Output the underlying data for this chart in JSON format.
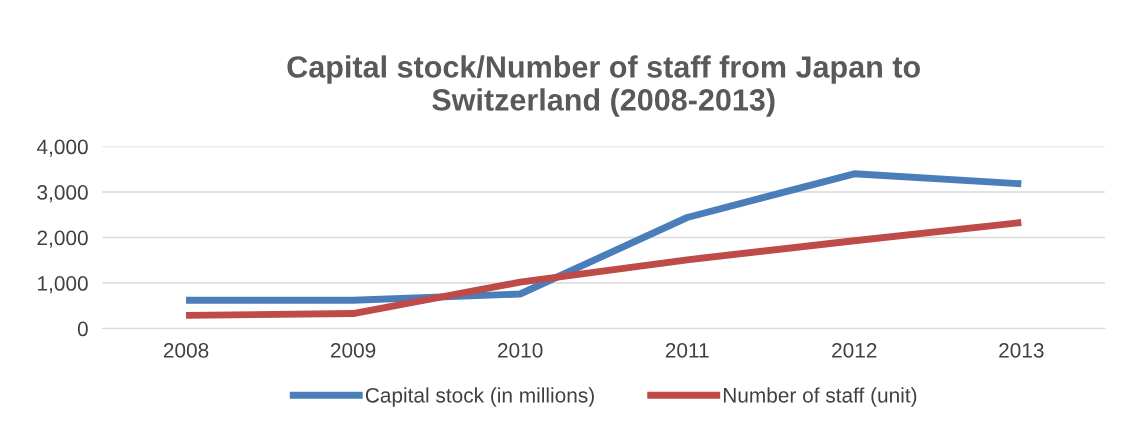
{
  "chart_data": {
    "type": "line",
    "title": "Capital stock/Number of staff from Japan to\nSwitzerland (2008-2013)",
    "categories": [
      "2008",
      "2009",
      "2010",
      "2011",
      "2012",
      "2013"
    ],
    "series": [
      {
        "name": "Capital stock (in millions)",
        "color": "#4a7ebb",
        "values": [
          620,
          620,
          760,
          2440,
          3400,
          3180
        ]
      },
      {
        "name": "Number of staff (unit)",
        "color": "#be4b48",
        "values": [
          290,
          330,
          1020,
          1510,
          1930,
          2330
        ]
      }
    ],
    "ylim": [
      0,
      4000
    ],
    "yticks": [
      {
        "value": 0,
        "label": "0"
      },
      {
        "value": 1000,
        "label": "1,000"
      },
      {
        "value": 2000,
        "label": "2,000"
      },
      {
        "value": 3000,
        "label": "3,000"
      },
      {
        "value": 4000,
        "label": "4,000"
      }
    ],
    "grid": "y",
    "legend": "bottom",
    "marker": "none",
    "line_style": "solid"
  }
}
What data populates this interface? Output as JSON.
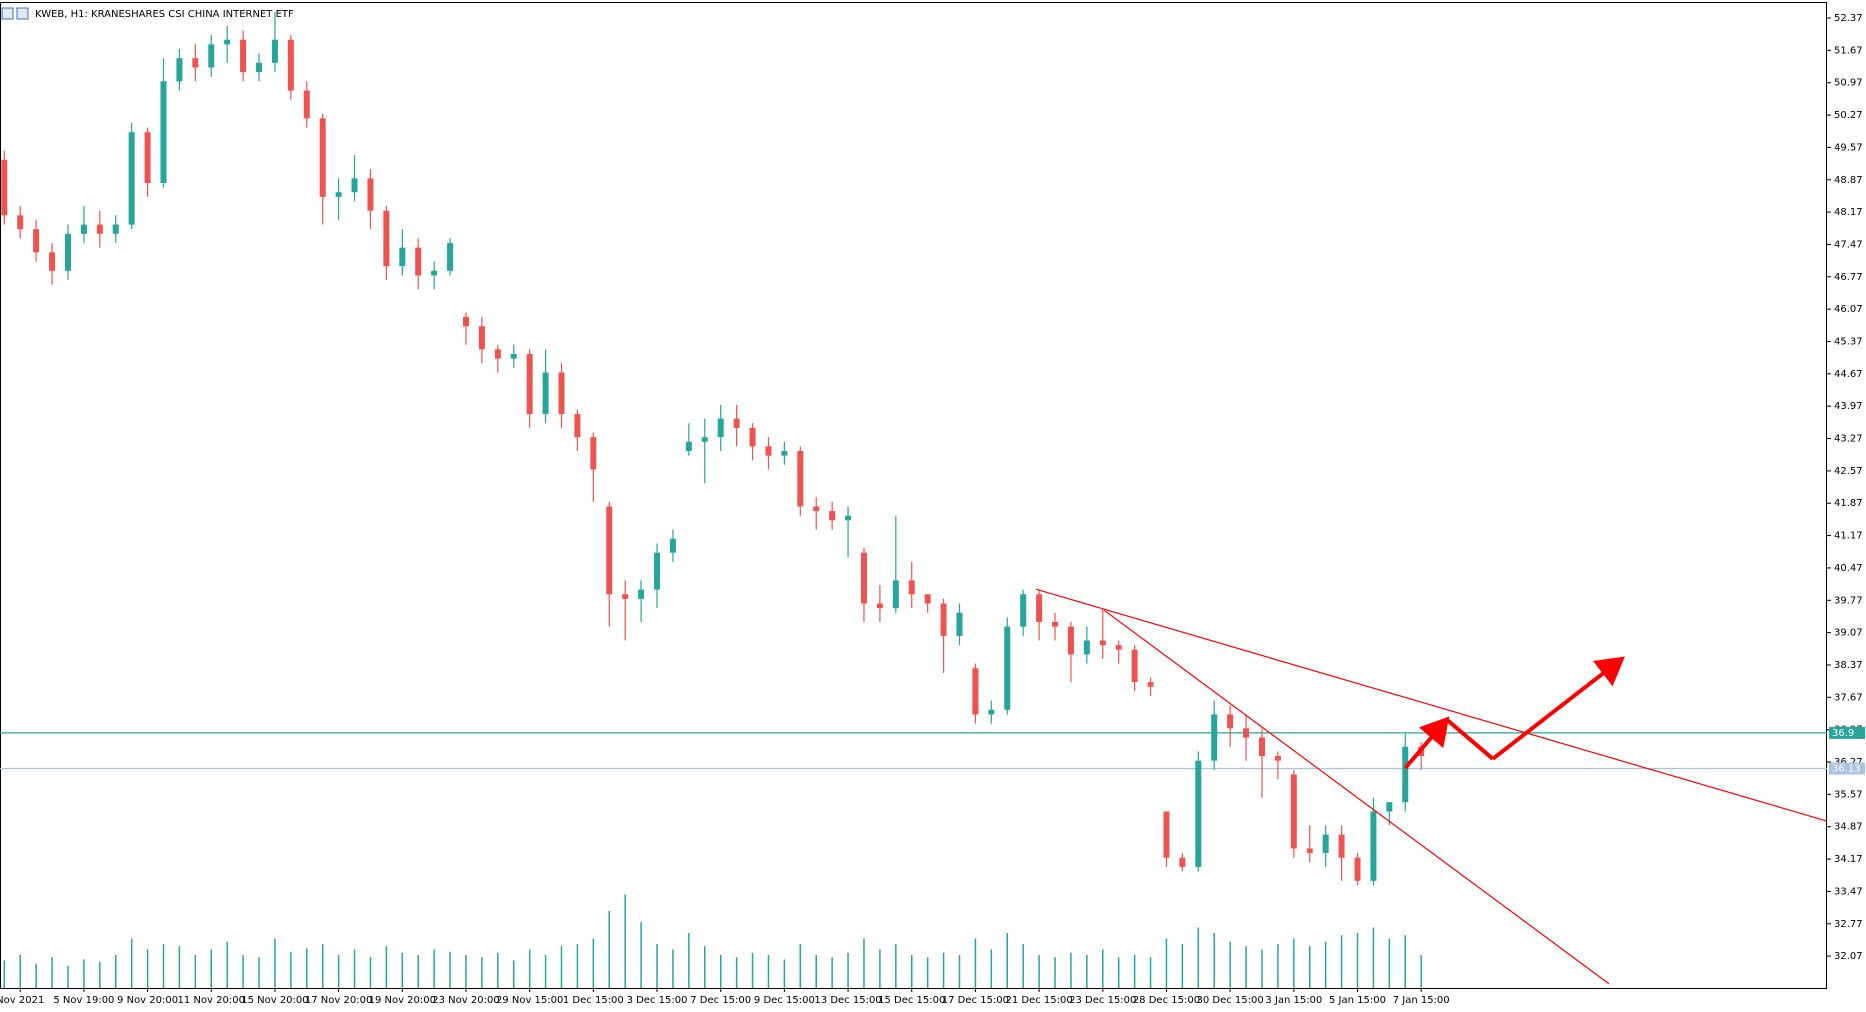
{
  "chart_data": {
    "type": "candlestick",
    "title": "KWEB, H1:  KRANESHARES CSI CHINA INTERNET ETF",
    "categories": [
      null,
      "Nov 2021",
      null,
      null,
      null,
      "5 Nov 19:00",
      null,
      null,
      null,
      "9 Nov 20:00",
      null,
      null,
      null,
      "11 Nov 20:00",
      null,
      null,
      null,
      "15 Nov 20:00",
      null,
      null,
      null,
      "17 Nov 20:00",
      null,
      null,
      null,
      "19 Nov 20:00",
      null,
      null,
      null,
      "23 Nov 20:00",
      null,
      null,
      null,
      "29 Nov 15:00",
      null,
      null,
      null,
      "1 Dec 15:00",
      null,
      null,
      null,
      "3 Dec 15:00",
      null,
      null,
      null,
      "7 Dec 15:00",
      null,
      null,
      null,
      "9 Dec 15:00",
      null,
      null,
      null,
      "13 Dec 15:00",
      null,
      null,
      null,
      "15 Dec 15:00",
      null,
      null,
      null,
      "17 Dec 15:00",
      null,
      null,
      null,
      "21 Dec 15:00",
      null,
      null,
      null,
      "23 Dec 15:00",
      null,
      null,
      null,
      "28 Dec 15:00",
      null,
      null,
      null,
      "30 Dec 15:00",
      null,
      null,
      null,
      "3 Jan 15:00",
      null,
      null,
      null,
      "5 Jan 15:00",
      null,
      null,
      null,
      "7 Jan 15:00"
    ],
    "open": [
      49.3,
      48.1,
      47.8,
      47.3,
      46.9,
      47.7,
      47.9,
      47.7,
      47.9,
      49.9,
      48.8,
      51.0,
      51.5,
      51.3,
      51.8,
      51.9,
      51.2,
      51.4,
      51.9,
      50.8,
      50.2,
      48.5,
      48.6,
      48.9,
      48.2,
      47.0,
      47.4,
      46.8,
      46.9,
      45.9,
      45.7,
      45.2,
      45.0,
      45.1,
      43.8,
      44.7,
      43.8,
      43.3,
      41.8,
      39.9,
      39.8,
      40.0,
      40.8,
      43.0,
      43.2,
      43.3,
      43.7,
      43.5,
      43.1,
      42.9,
      43.0,
      41.8,
      41.7,
      41.5,
      40.8,
      39.7,
      39.6,
      40.2,
      39.9,
      39.7,
      39.0,
      38.3,
      37.3,
      37.4,
      39.2,
      39.9,
      39.3,
      39.2,
      38.6,
      38.9,
      38.8,
      38.7,
      38.0,
      35.2,
      34.2,
      34.0,
      36.3,
      37.3,
      37.0,
      36.8,
      36.4,
      36.0,
      34.4,
      34.3,
      34.7,
      34.2,
      33.7,
      35.2,
      35.4,
      36.6
    ],
    "high": [
      49.5,
      48.3,
      48.0,
      47.5,
      47.9,
      48.3,
      48.2,
      48.1,
      50.1,
      50.0,
      51.5,
      51.7,
      51.8,
      52.0,
      52.2,
      52.1,
      51.6,
      52.5,
      52.0,
      51.0,
      50.3,
      48.9,
      49.4,
      49.1,
      48.3,
      47.8,
      47.6,
      47.1,
      47.6,
      46.0,
      45.9,
      45.3,
      45.3,
      45.2,
      45.2,
      44.9,
      43.9,
      43.4,
      41.9,
      40.2,
      40.2,
      41.0,
      41.3,
      43.6,
      43.7,
      44.0,
      44.0,
      43.6,
      43.3,
      43.2,
      43.1,
      42.0,
      41.9,
      41.8,
      40.9,
      40.1,
      41.6,
      40.6,
      39.9,
      39.8,
      39.7,
      38.4,
      37.6,
      39.4,
      40.0,
      40.0,
      39.5,
      39.3,
      39.2,
      39.6,
      38.9,
      38.8,
      38.1,
      35.2,
      34.3,
      36.5,
      37.6,
      37.5,
      37.3,
      37.0,
      36.5,
      36.1,
      34.9,
      34.9,
      34.9,
      34.3,
      35.5,
      35.4,
      36.9,
      36.7
    ],
    "low": [
      47.9,
      47.6,
      47.1,
      46.6,
      46.7,
      47.5,
      47.4,
      47.5,
      47.8,
      48.5,
      48.7,
      50.8,
      51.0,
      51.1,
      51.4,
      51.0,
      51.0,
      51.2,
      50.6,
      50.0,
      47.9,
      48.0,
      48.4,
      47.8,
      46.7,
      46.8,
      46.5,
      46.5,
      46.8,
      45.3,
      44.9,
      44.7,
      44.8,
      43.5,
      43.6,
      43.5,
      43.0,
      41.9,
      39.2,
      38.9,
      39.3,
      39.6,
      40.6,
      42.9,
      42.3,
      43.0,
      43.1,
      42.8,
      42.6,
      42.7,
      41.6,
      41.3,
      41.3,
      40.7,
      39.3,
      39.3,
      39.5,
      39.6,
      39.5,
      38.2,
      38.8,
      37.1,
      37.1,
      37.3,
      39.0,
      38.9,
      38.9,
      38.0,
      38.4,
      38.5,
      38.4,
      37.8,
      37.7,
      34.0,
      33.9,
      33.9,
      36.1,
      36.6,
      36.3,
      35.5,
      35.9,
      34.2,
      34.1,
      34.0,
      33.7,
      33.6,
      33.6,
      34.9,
      35.2,
      36.1
    ],
    "close": [
      48.1,
      47.8,
      47.3,
      46.9,
      47.7,
      47.9,
      47.7,
      47.9,
      49.9,
      48.8,
      51.0,
      51.5,
      51.3,
      51.8,
      51.9,
      51.2,
      51.4,
      51.9,
      50.8,
      50.2,
      48.5,
      48.6,
      48.9,
      48.2,
      47.0,
      47.4,
      46.8,
      46.9,
      47.5,
      45.7,
      45.2,
      45.0,
      45.1,
      43.8,
      44.7,
      43.8,
      43.3,
      42.6,
      39.9,
      39.8,
      40.0,
      40.8,
      41.1,
      43.2,
      43.3,
      43.7,
      43.5,
      43.1,
      42.9,
      43.0,
      41.8,
      41.7,
      41.5,
      41.6,
      39.7,
      39.6,
      40.2,
      39.9,
      39.7,
      39.0,
      39.5,
      37.3,
      37.4,
      39.2,
      39.9,
      39.3,
      39.2,
      38.6,
      38.9,
      38.8,
      38.7,
      38.0,
      37.9,
      34.2,
      34.0,
      36.3,
      37.3,
      37.0,
      36.8,
      36.4,
      36.3,
      34.4,
      34.3,
      34.7,
      34.2,
      33.7,
      35.2,
      35.4,
      36.6,
      36.4
    ],
    "volume": [
      25,
      30,
      22,
      28,
      20,
      26,
      24,
      30,
      45,
      35,
      40,
      38,
      30,
      35,
      42,
      30,
      28,
      45,
      33,
      36,
      40,
      30,
      35,
      28,
      38,
      32,
      30,
      35,
      33,
      30,
      28,
      32,
      25,
      35,
      30,
      38,
      40,
      45,
      70,
      85,
      60,
      40,
      35,
      50,
      38,
      30,
      28,
      32,
      30,
      26,
      40,
      30,
      28,
      32,
      45,
      35,
      40,
      30,
      28,
      32,
      30,
      45,
      35,
      50,
      40,
      30,
      28,
      32,
      30,
      35,
      28,
      30,
      28,
      45,
      40,
      55,
      50,
      42,
      38,
      35,
      40,
      45,
      38,
      42,
      48,
      50,
      55,
      45,
      48,
      30
    ],
    "up_color": "#26a69a",
    "down_color": "#ef5350",
    "ylim": [
      31.38,
      52.63
    ],
    "yticks": [
      52.37,
      51.67,
      50.97,
      50.27,
      49.57,
      48.87,
      48.17,
      47.47,
      46.77,
      46.07,
      45.37,
      44.67,
      43.97,
      43.27,
      42.57,
      41.87,
      41.17,
      40.47,
      39.77,
      39.07,
      38.37,
      37.67,
      36.97,
      36.27,
      35.57,
      34.87,
      34.17,
      33.47,
      32.77,
      32.07
    ],
    "levels": [
      {
        "value": 36.9,
        "color": "#26a69a"
      },
      {
        "value": 36.13,
        "color": "#a9c3e6"
      }
    ],
    "trendlines": [
      {
        "x": [
          64.8,
          114.5
        ],
        "y": [
          40.01,
          34.99
        ],
        "color": "#ff0000"
      },
      {
        "x": [
          69.1,
          100.8
        ],
        "y": [
          39.55,
          31.47
        ],
        "color": "#ff0000"
      }
    ],
    "arrows": {
      "x": [
        88.0,
        90.6,
        93.5,
        101.6
      ],
      "y": [
        36.14,
        37.19,
        36.34,
        38.5
      ],
      "color": "#ff0000"
    }
  }
}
#####
*Work to complete:* In the records above, how many lines include "Capital"? Give that number and nothing more.

*Task result:* 2